#### Dataset excerpts:
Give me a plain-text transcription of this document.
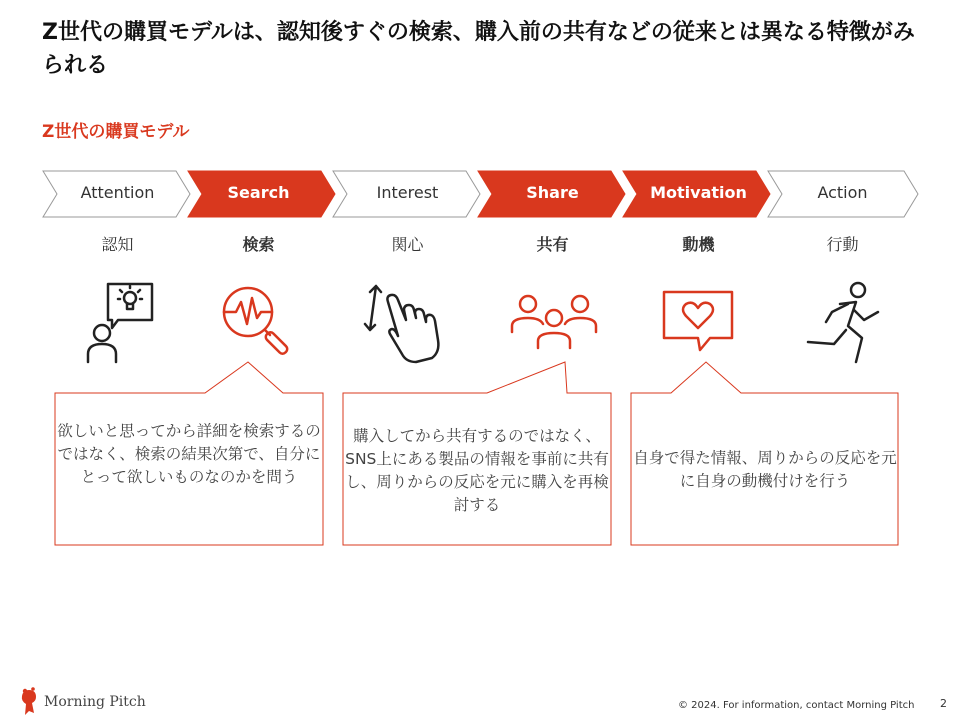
Z世代の購買モデルは、認知後すぐの検索、購入前の共有などの従来とは異なる特徴がみられる
Z世代の購買モデル
Attention	Search	Interest	Share	Motivation	Action
認知	検索	関心	共有	動機	行動
欲しいと思ってから詳細を検索するのではなく、検索の結果次第で、自分にとって欲しいものなのかを問う
購入してから共有するのではなく、SNS上にある製品の情報を事前に共有し、周りからの反応を元に購入を再検討する
自身で得た情報、周りからの反応を元に自身の動機付けを行う
Morning Pitch	© 2024. For information, contact Morning Pitch 2
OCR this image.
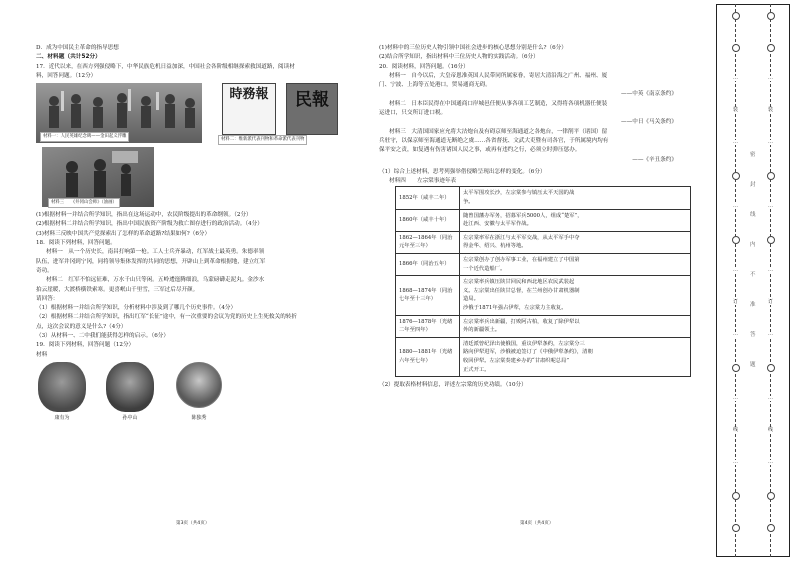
D．成为中国民主革命的指导思想
二、材料题（共计52分）
17．近代以来，在西方列强侵略下，中华民族危机日益加深，中国社会各阶级相继探索救国道路，阅读材
料，回答问题。（12分）
材料一：人民英雄纪念碑——金田起义浮雕
時務報	民報
材料二：维新派代表刊物和革命派代表刊物
材料三　　《井冈山会师》（油画）
(1)根据材料一并结合所学知识，指出在这场运动中，农民阶级提出的革命纲领。（2分）
(2)根据材料二并结合所学知识，指出中国民族资产阶级为救亡图存进行的政治活动。（4分）
(3)材料三反映中国共产党探索出了怎样的革命道路?结果如何?（6分）
18．阅读下列材料，回答问题。
材料一　从一个历史长，南昌打响第一枪。工人士兵齐暴动，红军战士最英勇。朱德率领
队伍，进军井冈到宁冈，同将领导集体发挥的共同的思想，开辟山上到革命根据地，建立红军
奇功。
材料二　红军不怕远征难，万水千山只等闲。五岭逶迤腾细浪，乌蒙磅礴走泥丸。金沙水
拍云崖暖，大渡桥横铁索寒。更喜岷山千里雪，三军过后尽开颜。
请回答：
（1）根据材料一并结合所学知识，分析材料中涉及到了哪几个历史事件。（4分）
（2）根据材料二并结合所学知识，指出红军“长征”途中，有一次重要的会议为党的历史上生死攸关的转折
点，这次会议的意义是什么?（4分）
（3）从材料一、二中我们能获得怎样的启示。（6分）
19．阅读下列材料，回答问题（12分）
材料
康有为	孙中山	陈独秀
第3页（共4页）
(1)材料中的三位历史人物引领中国社会进步的核心思想分别是什么?（6分）
(2)结合所学知识，指出材料中三位历史人物的实践活动。（6分）
20．阅读材料，回答问题。（16分）
材料一　自今以后，大皇帝恩准英国人民带同所属家眷，寄居大清沿海之广州、福州、厦
门、宁波、上海等五处港口，贸易通商无碍。
——中英《南京条约》
材料二　日本臣民得在中国通商口岸城邑任便从事各项工艺制造，又得将各项机器任便装
运进口，只交所订进口税。
——中日《马关条约》
材料三　大清国国家应允将大沽炮台及有碍京师至海通道之各炮台，一律削平（诸国）留
兵驻守，以保京师至海通道无断绝之虞……各省督抚、文武大吏暨有司各官，于所属境内均有
保平安之责，如复遇有伤害诸国人民之事，或再有违约之行，必须立时弹压惩办。
——《辛丑条约》
（1）综合上述材料，思考列强举借侵略呈现出怎样的变化。（6分）
材料四　　左宗棠事迹年表
1852年（咸丰二年）	太平军围攻长沙，左宗棠参与镇压太平天国的战
争。

1860年（咸丰十年）	随曾国藩办军务，招募军兵5000人，组成“楚军”，
赴江西、安徽与太平军作战。

1862—1864年（同治元年至三年）	左宗棠率军在浙江与太平军交战，从太平军手中夺
得金华、绍兴、杭州等地。

1866年（同治五年）	左宗棠创办了创办军事工业，在福州建立了中国第
一个近代造船厂。

1868—1874年（同治七年至十三年）	左宗棠率兵镇压陕甘回民和西北地区农民武装起
义。左宗棠出任陕甘总督，在兰州创办甘肃机器制
造局。
沙俄于1871年强占伊犁，左宗棠力主收复。

1876—1878年（光绪二年至四年）	左宗棠率兵出新疆，打败阿古柏，收复了除伊犁以
外的新疆领土。

1880—1881年（光绪六年至七年）	清廷派曾纪泽出使俄国，重议伊犁条约，左宗棠分三
路向伊犁进军，沙俄被迫签订了《中俄伊犁条约》，清朝
收回伊犁。左宗棠奏建乡办的“甘肃织呢总局”
正式开工。
（2）提取表格材料信息，评述左宗棠的历史功绩。（10分）
第4页（共4页）
…	…
装	装
…	…
…	…
…	…
订	订
…	…
…	…
线	线
…	…
密
封
线
内
不
准
答
题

#### What you are asked to do:
Every line above should be repeated exactly; pictures stay out of the copy.

#### Expected output:
Give me a plain-text transcription of this document.
Z世代の購買モデルは、認知後すぐの検索、購入前の共有などの従来とは異なる特徴がみられる
Z世代の購買モデル
Attention	Search	Interest	Share	Motivation	Action
認知	検索	関心	共有	動機	行動
欲しいと思ってから詳細を検索するのではなく、検索の結果次第で、自分にとって欲しいものなのかを問う
購入してから共有するのではなく、SNS上にある製品の情報を事前に共有し、周りからの反応を元に購入を再検討する
自身で得た情報、周りからの反応を元に自身の動機付けを行う
Morning Pitch	© 2024. For information, contact Morning Pitch 2
OCR this image.
D．成为中国民主革命的指导思想
二、材料题（共计52分）
17．近代以来，在西方列强侵略下，中华民族危机日益加深，中国社会各阶级相继探索救国道路，阅读材
料，回答问题。（12分）
材料一：人民英雄纪念碑——金田起义浮雕
時務報	民報
材料二：维新派代表刊物和革命派代表刊物
材料三　　《井冈山会师》（油画）
(1)根据材料一并结合所学知识，指出在这场运动中，农民阶级提出的革命纲领。（2分）
(2)根据材料二并结合所学知识，指出中国民族资产阶级为救亡图存进行的政治活动。（4分）
(3)材料三反映中国共产党探索出了怎样的革命道路?结果如何?（6分）
18．阅读下列材料，回答问题。
材料一　从一个历史长，南昌打响第一枪。工人士兵齐暴动，红军战士最英勇。朱德率领
队伍，进军井冈到宁冈，同将领导集体发挥的共同的思想，开辟山上到革命根据地，建立红军
奇功。
材料二　红军不怕远征难，万水千山只等闲。五岭逶迤腾细浪，乌蒙磅礴走泥丸。金沙水
拍云崖暖，大渡桥横铁索寒。更喜岷山千里雪，三军过后尽开颜。
请回答：
（1）根据材料一并结合所学知识，分析材料中涉及到了哪几个历史事件。（4分）
（2）根据材料二并结合所学知识，指出红军“长征”途中，有一次重要的会议为党的历史上生死攸关的转折
点，这次会议的意义是什么?（4分）
（3）从材料一、二中我们能获得怎样的启示。（6分）
19．阅读下列材料，回答问题（12分）
材料
康有为	孙中山	陈独秀
第3页（共4页）
(1)材料中的三位历史人物引领中国社会进步的核心思想分别是什么?（6分）
(2)结合所学知识，指出材料中三位历史人物的实践活动。（6分）
20．阅读材料，回答问题。（16分）
材料一　自今以后，大皇帝恩准英国人民带同所属家眷，寄居大清沿海之广州、福州、厦
门、宁波、上海等五处港口，贸易通商无碍。
——中英《南京条约》
材料二　日本臣民得在中国通商口岸城邑任便从事各项工艺制造，又得将各项机器任便装
运进口，只交所订进口税。
——中日《马关条约》
材料三　大清国国家应允将大沽炮台及有碍京师至海通道之各炮台，一律削平（诸国）留
兵驻守，以保京师至海通道无断绝之虞……各省督抚、文武大吏暨有司各官，于所属境内均有
保平安之责，如复遇有伤害诸国人民之事，或再有违约之行，必须立时弹压惩办。
——《辛丑条约》
（1）综合上述材料，思考列强举借侵略呈现出怎样的变化。（6分）
材料四　　左宗棠事迹年表
1852年（咸丰二年）	太平军围攻长沙，左宗棠参与镇压太平天国的战
争。

1860年（咸丰十年）	随曾国藩办军务，招募军兵5000人，组成“楚军”，
赴江西、安徽与太平军作战。

1862—1864年（同治元年至三年）	左宗棠率军在浙江与太平军交战，从太平军手中夺
得金华、绍兴、杭州等地。

1866年（同治五年）	左宗棠创办了创办军事工业，在福州建立了中国第
一个近代造船厂。

1868—1874年（同治七年至十三年）	左宗棠率兵镇压陕甘回民和西北地区农民武装起
义。左宗棠出任陕甘总督，在兰州创办甘肃机器制
造局。
沙俄于1871年强占伊犁，左宗棠力主收复。

1876—1878年（光绪二年至四年）	左宗棠率兵出新疆，打败阿古柏，收复了除伊犁以
外的新疆领土。

1880—1881年（光绪六年至七年）	清廷派曾纪泽出使俄国，重议伊犁条约，左宗棠分三
路向伊犁进军，沙俄被迫签订了《中俄伊犁条约》，清朝
收回伊犁。左宗棠奏建乡办的“甘肃织呢总局”
正式开工。
（2）提取表格材料信息，评述左宗棠的历史功绩。（10分）
第4页（共4页）
…	…
装	装
…	…
…	…
…	…
订	订
…	…
…	…
线	线
…	…
密
封
线
内
不
准
答
题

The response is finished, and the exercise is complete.